> _Exercise objective_: List all lines of the data containing the word "JSON".

> _Excerpt from a dataset_:
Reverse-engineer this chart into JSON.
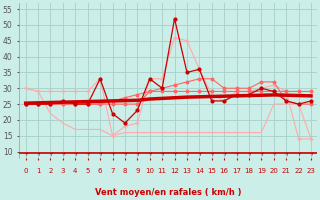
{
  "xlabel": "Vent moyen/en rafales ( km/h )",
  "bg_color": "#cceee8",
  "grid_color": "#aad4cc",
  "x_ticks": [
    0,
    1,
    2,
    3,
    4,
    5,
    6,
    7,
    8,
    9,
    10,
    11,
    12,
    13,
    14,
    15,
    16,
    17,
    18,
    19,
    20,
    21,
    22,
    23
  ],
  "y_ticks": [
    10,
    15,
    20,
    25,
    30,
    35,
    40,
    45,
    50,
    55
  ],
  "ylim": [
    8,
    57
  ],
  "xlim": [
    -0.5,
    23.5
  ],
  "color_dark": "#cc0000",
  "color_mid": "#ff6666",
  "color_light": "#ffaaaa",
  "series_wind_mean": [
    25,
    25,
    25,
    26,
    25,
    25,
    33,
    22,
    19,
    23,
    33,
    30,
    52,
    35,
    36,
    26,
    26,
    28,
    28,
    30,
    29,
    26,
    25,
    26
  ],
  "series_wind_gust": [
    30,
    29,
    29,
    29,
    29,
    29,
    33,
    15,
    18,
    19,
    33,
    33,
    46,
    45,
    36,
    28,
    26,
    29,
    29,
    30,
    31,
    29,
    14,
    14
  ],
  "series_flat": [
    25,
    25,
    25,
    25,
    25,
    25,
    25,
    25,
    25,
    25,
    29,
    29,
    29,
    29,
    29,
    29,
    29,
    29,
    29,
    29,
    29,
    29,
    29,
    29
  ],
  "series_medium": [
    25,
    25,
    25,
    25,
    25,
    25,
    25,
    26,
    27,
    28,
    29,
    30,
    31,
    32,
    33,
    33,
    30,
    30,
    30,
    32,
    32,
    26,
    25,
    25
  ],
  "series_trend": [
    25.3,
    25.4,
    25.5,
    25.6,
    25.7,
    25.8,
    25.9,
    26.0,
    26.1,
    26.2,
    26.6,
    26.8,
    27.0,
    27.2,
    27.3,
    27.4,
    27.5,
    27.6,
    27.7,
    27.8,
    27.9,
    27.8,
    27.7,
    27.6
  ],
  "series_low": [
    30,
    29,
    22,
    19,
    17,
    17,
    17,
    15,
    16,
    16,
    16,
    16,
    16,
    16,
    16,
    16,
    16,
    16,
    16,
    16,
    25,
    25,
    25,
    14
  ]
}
--
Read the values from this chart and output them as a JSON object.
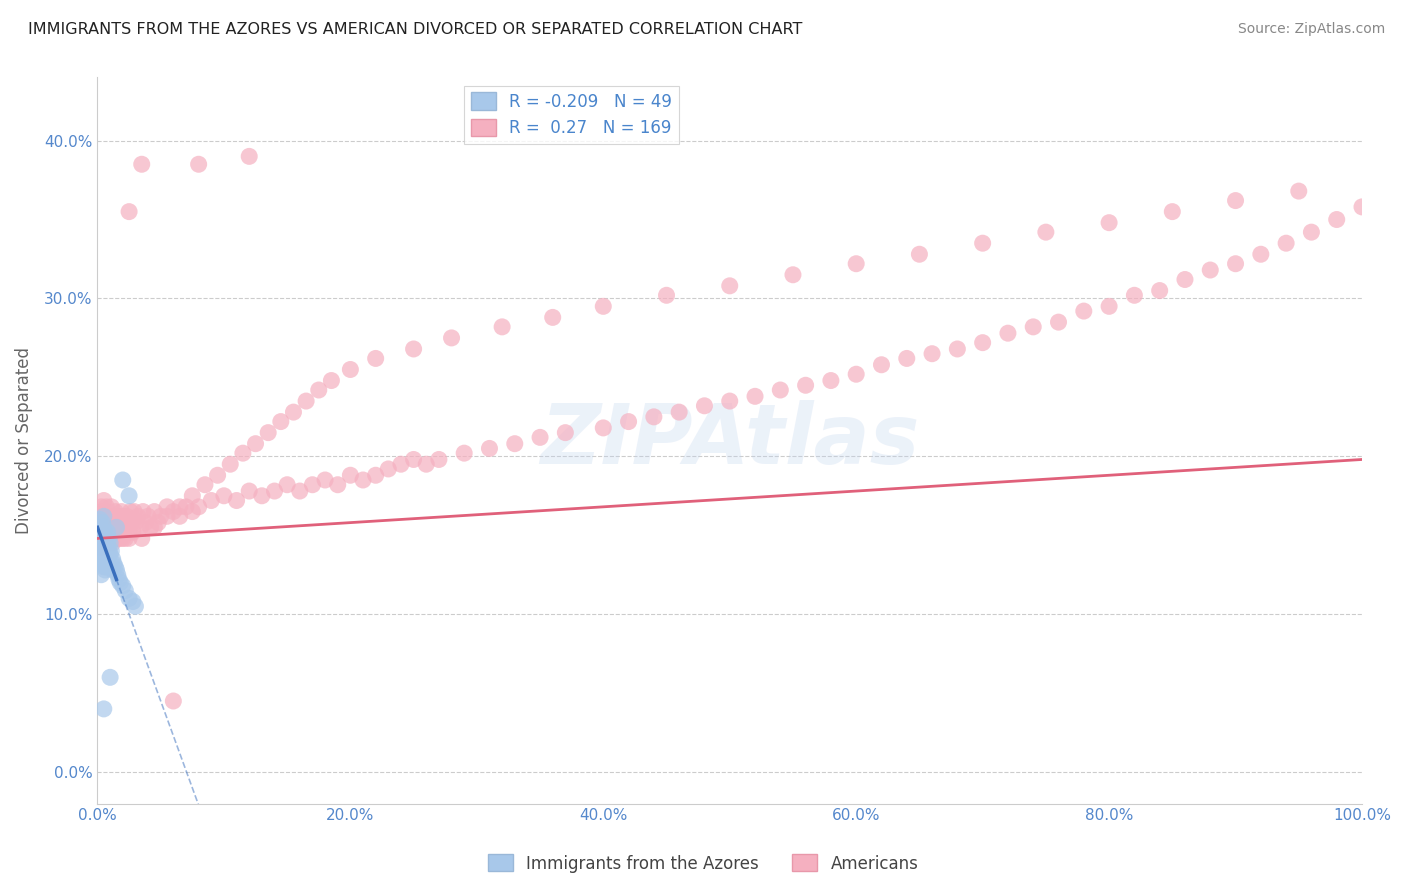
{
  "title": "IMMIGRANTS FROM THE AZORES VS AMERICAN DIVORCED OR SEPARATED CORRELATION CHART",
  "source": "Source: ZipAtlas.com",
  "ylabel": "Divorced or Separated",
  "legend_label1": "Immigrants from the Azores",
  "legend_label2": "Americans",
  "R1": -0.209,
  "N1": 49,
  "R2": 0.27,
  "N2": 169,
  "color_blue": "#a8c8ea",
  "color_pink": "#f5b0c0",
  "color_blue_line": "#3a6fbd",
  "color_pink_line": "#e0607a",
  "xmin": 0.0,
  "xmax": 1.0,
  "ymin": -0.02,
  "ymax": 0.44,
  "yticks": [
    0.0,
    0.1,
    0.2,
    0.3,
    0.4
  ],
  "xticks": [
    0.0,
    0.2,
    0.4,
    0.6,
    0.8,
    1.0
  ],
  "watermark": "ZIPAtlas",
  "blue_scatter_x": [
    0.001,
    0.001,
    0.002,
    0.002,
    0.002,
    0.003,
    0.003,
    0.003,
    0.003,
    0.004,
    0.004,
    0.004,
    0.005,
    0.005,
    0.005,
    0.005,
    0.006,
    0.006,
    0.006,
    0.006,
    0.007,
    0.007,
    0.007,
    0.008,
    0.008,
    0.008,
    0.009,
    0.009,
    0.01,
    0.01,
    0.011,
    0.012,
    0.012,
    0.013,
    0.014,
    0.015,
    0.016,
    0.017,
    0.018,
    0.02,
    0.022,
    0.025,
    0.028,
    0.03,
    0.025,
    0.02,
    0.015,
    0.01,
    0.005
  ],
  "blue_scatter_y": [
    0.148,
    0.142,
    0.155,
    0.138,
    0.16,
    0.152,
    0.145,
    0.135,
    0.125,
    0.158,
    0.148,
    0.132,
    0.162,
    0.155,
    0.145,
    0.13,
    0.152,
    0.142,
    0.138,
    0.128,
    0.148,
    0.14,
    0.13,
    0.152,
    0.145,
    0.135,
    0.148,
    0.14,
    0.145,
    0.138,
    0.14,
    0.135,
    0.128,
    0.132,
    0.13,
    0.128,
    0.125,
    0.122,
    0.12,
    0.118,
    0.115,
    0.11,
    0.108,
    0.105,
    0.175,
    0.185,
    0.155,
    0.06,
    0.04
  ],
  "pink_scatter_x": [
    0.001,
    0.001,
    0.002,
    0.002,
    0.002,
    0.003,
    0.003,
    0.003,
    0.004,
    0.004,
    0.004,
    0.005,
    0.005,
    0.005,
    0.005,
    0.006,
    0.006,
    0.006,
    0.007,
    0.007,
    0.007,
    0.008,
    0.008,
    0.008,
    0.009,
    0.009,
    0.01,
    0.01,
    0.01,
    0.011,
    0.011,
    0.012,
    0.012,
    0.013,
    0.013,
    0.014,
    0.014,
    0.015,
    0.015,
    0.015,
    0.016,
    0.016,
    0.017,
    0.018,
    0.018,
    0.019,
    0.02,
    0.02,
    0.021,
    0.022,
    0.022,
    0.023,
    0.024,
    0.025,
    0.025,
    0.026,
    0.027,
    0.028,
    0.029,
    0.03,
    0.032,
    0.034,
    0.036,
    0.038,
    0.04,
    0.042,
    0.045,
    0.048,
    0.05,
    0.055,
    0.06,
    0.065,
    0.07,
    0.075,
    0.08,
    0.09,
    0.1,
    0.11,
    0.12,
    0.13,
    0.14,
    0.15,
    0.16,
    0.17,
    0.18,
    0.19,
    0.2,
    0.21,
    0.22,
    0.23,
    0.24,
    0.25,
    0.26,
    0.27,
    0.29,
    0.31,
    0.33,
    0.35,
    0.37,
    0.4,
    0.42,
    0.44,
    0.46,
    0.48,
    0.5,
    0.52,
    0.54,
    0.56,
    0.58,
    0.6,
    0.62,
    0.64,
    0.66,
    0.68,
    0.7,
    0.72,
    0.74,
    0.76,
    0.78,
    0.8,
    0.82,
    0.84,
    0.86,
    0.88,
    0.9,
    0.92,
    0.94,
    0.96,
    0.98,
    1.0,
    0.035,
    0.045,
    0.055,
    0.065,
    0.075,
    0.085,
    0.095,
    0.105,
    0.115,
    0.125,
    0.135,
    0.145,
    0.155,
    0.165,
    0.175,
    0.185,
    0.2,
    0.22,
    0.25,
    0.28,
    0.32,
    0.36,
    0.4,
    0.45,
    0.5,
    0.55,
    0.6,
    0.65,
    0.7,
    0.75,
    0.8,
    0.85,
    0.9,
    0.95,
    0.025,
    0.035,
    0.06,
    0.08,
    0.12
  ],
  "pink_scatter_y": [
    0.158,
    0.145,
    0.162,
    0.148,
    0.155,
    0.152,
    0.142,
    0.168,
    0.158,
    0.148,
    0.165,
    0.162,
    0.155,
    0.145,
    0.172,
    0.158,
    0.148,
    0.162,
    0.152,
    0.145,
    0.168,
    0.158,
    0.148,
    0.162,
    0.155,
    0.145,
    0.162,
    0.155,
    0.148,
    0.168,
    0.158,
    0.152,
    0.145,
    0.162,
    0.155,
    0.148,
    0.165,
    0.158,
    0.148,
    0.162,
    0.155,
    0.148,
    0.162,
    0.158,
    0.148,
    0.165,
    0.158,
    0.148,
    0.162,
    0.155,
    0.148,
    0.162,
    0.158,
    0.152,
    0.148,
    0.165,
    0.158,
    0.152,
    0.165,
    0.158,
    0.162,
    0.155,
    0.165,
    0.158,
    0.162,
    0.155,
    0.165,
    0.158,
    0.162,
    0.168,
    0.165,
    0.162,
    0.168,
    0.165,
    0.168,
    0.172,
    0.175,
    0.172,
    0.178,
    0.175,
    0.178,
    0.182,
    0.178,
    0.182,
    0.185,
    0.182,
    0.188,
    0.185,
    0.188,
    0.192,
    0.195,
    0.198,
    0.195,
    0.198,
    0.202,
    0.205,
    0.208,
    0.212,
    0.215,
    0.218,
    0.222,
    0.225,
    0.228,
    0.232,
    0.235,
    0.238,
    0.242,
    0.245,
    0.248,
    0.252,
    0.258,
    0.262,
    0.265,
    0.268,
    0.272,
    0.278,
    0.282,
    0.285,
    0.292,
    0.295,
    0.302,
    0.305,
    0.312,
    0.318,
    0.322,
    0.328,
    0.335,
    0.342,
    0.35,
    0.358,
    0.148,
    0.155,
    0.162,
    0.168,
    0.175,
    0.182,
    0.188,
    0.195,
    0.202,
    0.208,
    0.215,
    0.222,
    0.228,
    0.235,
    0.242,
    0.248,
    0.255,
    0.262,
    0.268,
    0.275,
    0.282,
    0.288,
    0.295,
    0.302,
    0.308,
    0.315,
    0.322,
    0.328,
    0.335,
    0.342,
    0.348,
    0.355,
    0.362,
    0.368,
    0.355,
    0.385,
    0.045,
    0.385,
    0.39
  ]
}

> _Answer for the task_:
Reverse-engineer this chart into JSON.
Read the values from this chart and output them as a JSON object.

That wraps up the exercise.